-- start --

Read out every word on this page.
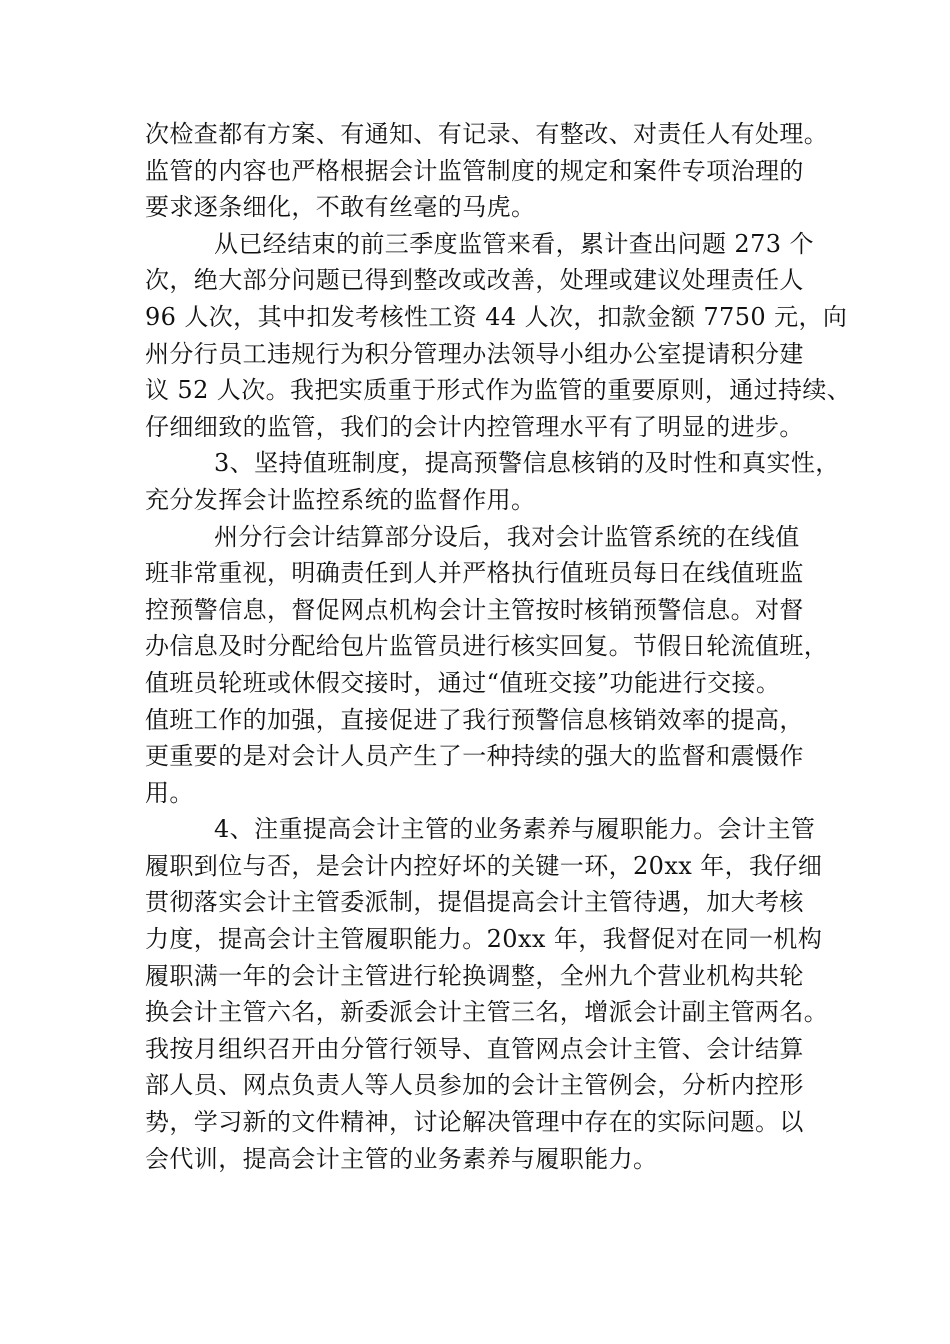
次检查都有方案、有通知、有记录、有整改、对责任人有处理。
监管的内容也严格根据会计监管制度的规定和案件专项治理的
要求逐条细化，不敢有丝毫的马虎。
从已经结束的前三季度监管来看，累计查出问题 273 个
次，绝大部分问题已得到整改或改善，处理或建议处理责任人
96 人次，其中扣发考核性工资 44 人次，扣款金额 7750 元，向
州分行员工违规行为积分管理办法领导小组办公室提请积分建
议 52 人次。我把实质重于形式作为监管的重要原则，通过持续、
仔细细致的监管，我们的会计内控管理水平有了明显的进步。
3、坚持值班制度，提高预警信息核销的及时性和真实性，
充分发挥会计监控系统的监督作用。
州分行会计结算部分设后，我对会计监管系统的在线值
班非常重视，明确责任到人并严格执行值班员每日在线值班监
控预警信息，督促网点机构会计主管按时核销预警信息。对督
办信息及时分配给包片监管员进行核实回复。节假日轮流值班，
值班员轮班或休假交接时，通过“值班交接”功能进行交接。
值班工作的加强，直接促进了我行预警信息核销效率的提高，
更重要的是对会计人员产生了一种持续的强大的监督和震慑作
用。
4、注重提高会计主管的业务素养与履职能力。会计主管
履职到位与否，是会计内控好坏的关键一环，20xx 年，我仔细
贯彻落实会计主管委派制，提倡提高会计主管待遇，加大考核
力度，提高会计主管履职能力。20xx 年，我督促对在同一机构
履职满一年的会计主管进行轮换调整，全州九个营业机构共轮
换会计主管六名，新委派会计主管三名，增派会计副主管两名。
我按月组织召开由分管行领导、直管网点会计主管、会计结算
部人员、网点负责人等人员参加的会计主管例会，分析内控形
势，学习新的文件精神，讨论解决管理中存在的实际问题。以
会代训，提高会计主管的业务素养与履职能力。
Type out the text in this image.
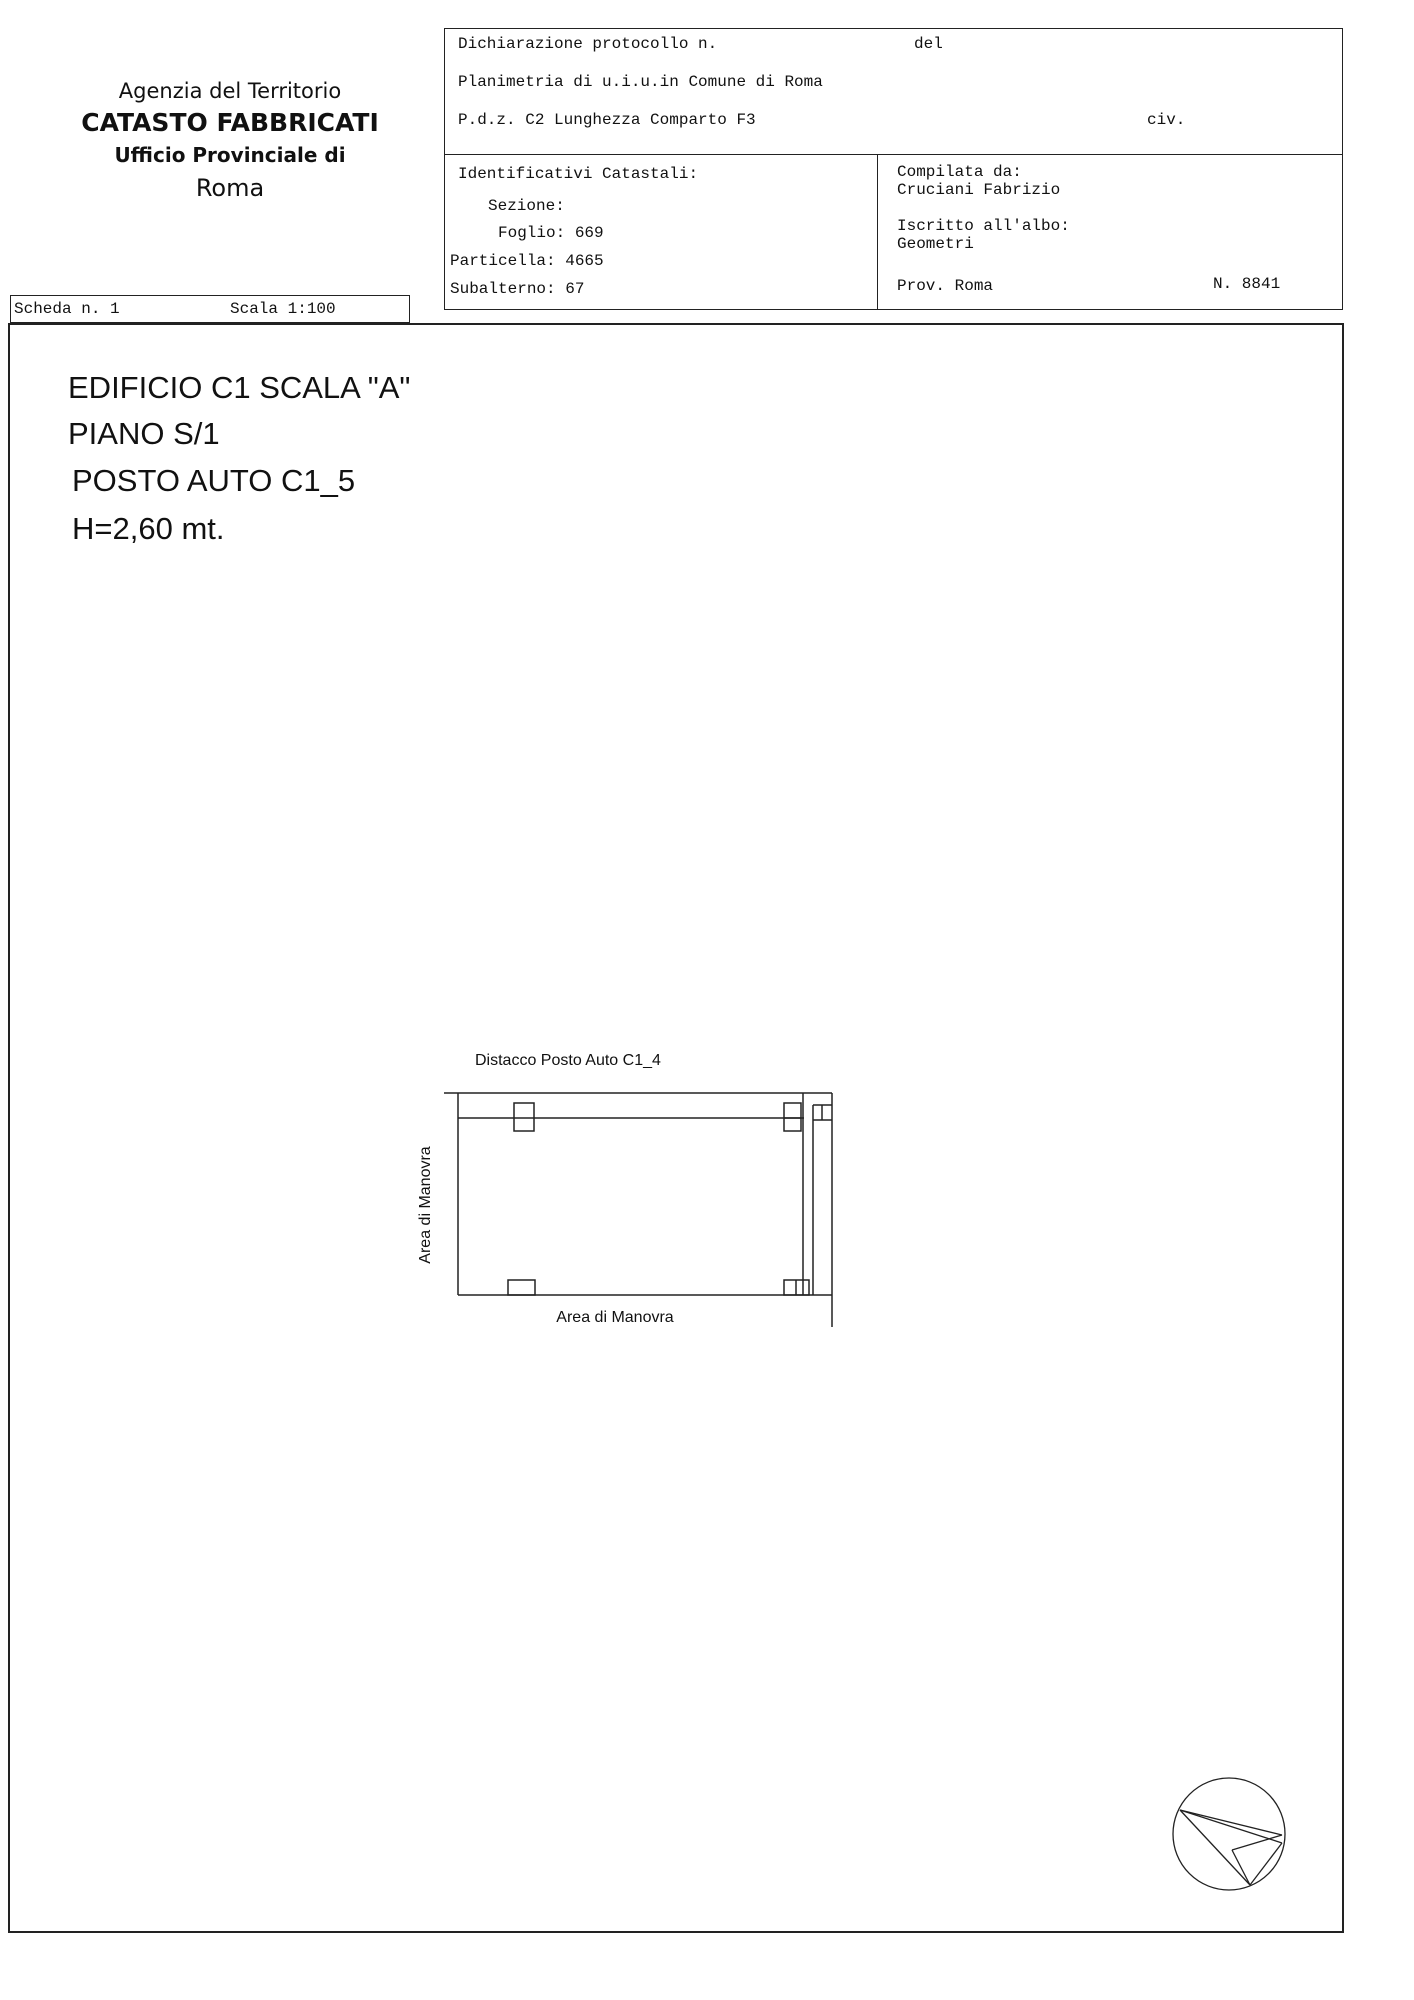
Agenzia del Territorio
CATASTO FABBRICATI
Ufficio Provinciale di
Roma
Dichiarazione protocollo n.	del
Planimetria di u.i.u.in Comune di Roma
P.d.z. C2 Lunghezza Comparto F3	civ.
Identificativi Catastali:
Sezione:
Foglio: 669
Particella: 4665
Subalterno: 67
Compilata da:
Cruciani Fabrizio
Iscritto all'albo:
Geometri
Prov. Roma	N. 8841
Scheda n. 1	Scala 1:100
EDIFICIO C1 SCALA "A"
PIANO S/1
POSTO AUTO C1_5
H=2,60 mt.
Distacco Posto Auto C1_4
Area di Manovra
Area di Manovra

-- end --

What the exercise asks
Determine the number of lines in the records that include the string "this", and respond with that number only.

Result below
2